# Start of MATERIAL PROVIDED

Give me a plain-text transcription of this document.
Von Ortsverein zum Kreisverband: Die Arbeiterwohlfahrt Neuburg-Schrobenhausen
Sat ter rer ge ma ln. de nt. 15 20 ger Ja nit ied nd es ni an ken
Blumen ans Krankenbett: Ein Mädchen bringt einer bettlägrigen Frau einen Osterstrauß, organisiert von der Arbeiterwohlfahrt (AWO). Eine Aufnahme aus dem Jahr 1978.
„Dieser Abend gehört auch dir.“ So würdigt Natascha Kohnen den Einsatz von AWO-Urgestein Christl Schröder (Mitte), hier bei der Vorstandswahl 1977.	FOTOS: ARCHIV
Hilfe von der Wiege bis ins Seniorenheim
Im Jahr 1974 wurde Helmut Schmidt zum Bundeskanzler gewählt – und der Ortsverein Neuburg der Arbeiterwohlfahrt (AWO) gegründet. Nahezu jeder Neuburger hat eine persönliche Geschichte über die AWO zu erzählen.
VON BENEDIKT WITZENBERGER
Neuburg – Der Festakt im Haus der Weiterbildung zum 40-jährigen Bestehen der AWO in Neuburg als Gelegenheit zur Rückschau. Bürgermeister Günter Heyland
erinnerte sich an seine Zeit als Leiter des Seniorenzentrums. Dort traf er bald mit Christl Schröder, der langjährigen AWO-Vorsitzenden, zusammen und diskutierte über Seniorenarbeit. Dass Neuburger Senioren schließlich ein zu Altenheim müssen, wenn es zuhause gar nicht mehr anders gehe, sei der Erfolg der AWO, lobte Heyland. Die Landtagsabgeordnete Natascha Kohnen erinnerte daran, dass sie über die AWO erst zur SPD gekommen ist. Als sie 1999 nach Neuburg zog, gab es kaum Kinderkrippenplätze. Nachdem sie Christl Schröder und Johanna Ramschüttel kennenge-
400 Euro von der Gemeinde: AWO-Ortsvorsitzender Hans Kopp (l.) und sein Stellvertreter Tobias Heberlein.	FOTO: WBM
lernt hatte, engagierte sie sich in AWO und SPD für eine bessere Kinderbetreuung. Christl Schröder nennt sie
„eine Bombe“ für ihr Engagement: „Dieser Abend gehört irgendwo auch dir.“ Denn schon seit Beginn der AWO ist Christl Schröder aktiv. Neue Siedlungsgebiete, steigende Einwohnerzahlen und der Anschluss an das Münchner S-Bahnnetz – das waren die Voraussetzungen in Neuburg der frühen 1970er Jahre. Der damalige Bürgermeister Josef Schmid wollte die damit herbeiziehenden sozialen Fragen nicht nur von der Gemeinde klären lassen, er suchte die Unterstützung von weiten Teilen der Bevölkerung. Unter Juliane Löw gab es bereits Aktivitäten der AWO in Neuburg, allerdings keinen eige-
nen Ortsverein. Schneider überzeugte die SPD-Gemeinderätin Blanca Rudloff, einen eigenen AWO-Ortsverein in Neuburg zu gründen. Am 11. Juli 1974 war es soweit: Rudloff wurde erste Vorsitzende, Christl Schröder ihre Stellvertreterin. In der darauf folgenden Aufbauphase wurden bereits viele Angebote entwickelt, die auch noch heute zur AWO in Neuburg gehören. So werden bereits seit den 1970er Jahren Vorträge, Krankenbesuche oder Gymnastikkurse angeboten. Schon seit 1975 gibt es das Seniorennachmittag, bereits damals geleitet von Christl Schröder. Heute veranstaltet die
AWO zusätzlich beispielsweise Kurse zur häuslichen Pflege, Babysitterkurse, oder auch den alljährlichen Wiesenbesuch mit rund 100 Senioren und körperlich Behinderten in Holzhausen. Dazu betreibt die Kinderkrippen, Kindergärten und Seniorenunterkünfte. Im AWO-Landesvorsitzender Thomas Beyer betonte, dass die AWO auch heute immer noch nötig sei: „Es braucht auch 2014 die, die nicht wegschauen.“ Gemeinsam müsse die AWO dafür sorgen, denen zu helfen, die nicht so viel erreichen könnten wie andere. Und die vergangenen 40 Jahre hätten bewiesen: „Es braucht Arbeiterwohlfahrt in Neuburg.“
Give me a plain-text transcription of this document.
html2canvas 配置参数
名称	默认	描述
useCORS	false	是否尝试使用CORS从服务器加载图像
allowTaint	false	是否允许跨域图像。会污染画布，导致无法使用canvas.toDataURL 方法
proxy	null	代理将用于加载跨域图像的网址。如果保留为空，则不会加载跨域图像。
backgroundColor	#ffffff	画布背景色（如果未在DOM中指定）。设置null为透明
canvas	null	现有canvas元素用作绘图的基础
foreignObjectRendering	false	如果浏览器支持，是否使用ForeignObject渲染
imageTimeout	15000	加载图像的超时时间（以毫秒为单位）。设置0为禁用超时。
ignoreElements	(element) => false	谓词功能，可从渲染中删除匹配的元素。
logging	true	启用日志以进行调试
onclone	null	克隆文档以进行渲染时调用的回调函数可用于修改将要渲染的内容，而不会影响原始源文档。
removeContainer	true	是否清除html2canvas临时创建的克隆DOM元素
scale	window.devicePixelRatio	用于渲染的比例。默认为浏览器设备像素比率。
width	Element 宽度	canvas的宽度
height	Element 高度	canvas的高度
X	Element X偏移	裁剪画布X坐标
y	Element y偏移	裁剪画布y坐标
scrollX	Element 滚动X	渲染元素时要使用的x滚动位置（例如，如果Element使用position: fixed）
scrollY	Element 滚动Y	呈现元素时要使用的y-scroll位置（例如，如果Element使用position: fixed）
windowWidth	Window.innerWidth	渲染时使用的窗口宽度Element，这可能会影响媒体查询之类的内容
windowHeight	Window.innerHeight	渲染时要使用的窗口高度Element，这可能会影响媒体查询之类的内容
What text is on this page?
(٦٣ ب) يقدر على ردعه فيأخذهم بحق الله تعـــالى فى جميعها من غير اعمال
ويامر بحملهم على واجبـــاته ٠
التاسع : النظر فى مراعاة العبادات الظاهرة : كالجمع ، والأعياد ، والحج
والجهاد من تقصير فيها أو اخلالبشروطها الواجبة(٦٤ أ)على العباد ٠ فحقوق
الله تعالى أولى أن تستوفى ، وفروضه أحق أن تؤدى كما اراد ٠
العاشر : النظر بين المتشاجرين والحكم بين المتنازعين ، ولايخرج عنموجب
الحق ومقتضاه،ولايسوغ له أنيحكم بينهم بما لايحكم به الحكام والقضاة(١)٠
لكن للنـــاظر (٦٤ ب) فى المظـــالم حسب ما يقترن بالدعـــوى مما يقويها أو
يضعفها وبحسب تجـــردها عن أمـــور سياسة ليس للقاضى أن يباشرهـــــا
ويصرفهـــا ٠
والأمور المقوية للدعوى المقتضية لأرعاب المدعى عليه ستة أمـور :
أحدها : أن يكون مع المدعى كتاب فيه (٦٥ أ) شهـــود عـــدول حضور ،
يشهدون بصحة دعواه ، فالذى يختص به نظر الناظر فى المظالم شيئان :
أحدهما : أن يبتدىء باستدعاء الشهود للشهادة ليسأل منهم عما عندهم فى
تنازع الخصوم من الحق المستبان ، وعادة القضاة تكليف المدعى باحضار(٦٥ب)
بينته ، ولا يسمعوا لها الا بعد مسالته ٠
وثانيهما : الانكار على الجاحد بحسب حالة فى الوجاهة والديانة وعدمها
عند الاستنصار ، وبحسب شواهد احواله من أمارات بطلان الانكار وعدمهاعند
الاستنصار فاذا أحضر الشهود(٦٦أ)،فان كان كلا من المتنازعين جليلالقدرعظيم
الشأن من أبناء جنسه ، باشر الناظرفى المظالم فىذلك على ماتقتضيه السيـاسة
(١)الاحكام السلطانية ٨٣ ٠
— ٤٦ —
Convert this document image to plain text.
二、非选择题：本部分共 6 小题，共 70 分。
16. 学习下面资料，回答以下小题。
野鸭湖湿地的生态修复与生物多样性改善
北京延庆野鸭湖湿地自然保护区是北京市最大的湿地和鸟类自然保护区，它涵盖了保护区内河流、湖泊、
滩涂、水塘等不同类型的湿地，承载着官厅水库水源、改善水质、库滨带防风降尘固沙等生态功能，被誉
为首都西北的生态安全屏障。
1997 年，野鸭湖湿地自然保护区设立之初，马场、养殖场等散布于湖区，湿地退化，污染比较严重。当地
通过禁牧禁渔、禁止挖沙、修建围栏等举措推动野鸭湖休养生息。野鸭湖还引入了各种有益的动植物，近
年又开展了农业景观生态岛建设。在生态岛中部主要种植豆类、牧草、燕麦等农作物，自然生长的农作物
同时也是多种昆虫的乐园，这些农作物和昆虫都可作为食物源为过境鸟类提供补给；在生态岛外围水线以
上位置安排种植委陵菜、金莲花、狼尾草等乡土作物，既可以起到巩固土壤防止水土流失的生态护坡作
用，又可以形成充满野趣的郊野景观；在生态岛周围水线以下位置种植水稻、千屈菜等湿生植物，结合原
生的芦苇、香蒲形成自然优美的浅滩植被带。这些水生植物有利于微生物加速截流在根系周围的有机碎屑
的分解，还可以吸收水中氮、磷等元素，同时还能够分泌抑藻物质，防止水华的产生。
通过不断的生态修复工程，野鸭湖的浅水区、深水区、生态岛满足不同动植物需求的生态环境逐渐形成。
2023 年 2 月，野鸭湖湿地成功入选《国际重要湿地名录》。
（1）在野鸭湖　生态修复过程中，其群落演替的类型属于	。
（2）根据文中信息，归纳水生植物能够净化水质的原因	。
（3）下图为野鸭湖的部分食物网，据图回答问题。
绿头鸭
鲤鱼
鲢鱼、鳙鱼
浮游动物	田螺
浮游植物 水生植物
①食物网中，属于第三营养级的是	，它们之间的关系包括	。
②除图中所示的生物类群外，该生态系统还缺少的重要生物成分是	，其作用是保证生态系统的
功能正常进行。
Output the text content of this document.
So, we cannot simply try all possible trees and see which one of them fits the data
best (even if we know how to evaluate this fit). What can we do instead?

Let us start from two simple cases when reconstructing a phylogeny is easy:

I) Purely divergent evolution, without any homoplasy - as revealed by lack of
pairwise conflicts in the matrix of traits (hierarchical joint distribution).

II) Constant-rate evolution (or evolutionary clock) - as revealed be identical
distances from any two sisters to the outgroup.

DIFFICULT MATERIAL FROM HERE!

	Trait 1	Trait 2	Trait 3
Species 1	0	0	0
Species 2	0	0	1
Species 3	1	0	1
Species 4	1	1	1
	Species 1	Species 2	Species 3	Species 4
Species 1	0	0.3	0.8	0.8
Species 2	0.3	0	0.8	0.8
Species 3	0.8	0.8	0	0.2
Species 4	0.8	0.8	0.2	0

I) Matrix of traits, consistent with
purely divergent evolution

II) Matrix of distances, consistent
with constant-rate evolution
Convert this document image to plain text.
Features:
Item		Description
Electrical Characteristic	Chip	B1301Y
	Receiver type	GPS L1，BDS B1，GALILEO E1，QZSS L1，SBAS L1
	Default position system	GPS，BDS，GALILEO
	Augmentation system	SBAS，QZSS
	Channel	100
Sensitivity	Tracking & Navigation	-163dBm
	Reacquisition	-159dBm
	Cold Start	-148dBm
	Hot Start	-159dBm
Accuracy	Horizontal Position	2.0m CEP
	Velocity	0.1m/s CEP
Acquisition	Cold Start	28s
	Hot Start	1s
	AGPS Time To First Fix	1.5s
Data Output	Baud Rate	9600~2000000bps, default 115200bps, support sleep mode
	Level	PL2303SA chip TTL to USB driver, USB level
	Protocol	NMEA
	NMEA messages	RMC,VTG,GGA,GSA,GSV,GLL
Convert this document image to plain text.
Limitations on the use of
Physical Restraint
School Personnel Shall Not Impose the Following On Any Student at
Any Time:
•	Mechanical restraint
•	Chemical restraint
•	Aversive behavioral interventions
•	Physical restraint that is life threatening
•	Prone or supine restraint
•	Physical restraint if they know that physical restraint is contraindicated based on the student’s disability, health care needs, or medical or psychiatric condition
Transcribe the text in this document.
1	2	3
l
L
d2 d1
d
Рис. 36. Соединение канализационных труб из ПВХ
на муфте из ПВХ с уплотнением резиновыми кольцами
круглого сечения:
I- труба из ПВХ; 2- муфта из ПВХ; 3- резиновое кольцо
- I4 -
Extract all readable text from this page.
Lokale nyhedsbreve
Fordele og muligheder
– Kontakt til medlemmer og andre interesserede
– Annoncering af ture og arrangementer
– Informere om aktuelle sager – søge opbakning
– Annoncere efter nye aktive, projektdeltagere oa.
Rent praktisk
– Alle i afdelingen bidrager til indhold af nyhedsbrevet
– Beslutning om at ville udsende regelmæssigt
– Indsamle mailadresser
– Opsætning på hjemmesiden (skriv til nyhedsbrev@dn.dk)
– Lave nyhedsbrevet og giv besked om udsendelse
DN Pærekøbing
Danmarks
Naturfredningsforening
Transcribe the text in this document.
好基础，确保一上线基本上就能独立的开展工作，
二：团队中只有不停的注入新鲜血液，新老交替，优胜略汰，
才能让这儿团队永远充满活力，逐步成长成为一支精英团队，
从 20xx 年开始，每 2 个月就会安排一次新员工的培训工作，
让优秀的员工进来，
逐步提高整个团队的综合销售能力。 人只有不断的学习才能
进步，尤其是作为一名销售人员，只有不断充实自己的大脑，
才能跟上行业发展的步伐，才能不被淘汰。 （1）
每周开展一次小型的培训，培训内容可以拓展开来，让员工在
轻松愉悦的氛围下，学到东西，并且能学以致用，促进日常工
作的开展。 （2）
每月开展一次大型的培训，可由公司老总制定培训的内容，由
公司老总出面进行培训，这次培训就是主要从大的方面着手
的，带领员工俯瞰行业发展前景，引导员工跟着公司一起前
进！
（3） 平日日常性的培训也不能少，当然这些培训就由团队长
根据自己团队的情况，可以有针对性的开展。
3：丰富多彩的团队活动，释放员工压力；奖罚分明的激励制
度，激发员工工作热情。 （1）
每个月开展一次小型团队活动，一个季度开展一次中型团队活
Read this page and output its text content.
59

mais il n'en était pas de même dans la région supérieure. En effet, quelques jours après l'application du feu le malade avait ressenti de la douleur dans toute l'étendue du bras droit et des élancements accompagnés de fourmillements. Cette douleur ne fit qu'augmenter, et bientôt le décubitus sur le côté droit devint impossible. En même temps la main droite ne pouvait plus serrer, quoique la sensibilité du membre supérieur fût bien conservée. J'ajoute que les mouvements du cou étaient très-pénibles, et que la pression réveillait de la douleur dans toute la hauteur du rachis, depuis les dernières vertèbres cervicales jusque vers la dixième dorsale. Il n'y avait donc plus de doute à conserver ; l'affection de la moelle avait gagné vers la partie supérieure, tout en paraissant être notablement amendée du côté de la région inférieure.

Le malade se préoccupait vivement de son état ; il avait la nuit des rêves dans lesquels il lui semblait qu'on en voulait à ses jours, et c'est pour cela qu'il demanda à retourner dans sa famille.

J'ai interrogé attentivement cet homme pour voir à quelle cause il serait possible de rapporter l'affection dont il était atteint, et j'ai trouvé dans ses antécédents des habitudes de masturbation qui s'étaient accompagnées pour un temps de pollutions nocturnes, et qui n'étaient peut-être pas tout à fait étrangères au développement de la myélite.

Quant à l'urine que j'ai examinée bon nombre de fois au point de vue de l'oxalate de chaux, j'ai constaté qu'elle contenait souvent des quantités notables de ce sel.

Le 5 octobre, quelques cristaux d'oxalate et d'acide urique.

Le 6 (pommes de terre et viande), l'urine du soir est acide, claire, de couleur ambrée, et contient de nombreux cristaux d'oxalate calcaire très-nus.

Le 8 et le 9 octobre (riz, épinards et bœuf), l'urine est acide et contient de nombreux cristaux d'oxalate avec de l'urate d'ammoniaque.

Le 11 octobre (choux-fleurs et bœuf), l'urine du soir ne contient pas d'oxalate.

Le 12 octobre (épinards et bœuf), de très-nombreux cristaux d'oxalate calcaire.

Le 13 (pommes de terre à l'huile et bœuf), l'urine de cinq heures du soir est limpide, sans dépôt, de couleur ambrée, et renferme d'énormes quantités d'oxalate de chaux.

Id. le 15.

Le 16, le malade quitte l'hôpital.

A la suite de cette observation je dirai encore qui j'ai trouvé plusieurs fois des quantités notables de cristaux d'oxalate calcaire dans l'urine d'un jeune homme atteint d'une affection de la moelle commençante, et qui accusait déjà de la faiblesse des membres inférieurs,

# End of MATERIAL PROVIDED

Give the number of lines that hold the word "know" in these records, with nothing added.

## RESPONSE
2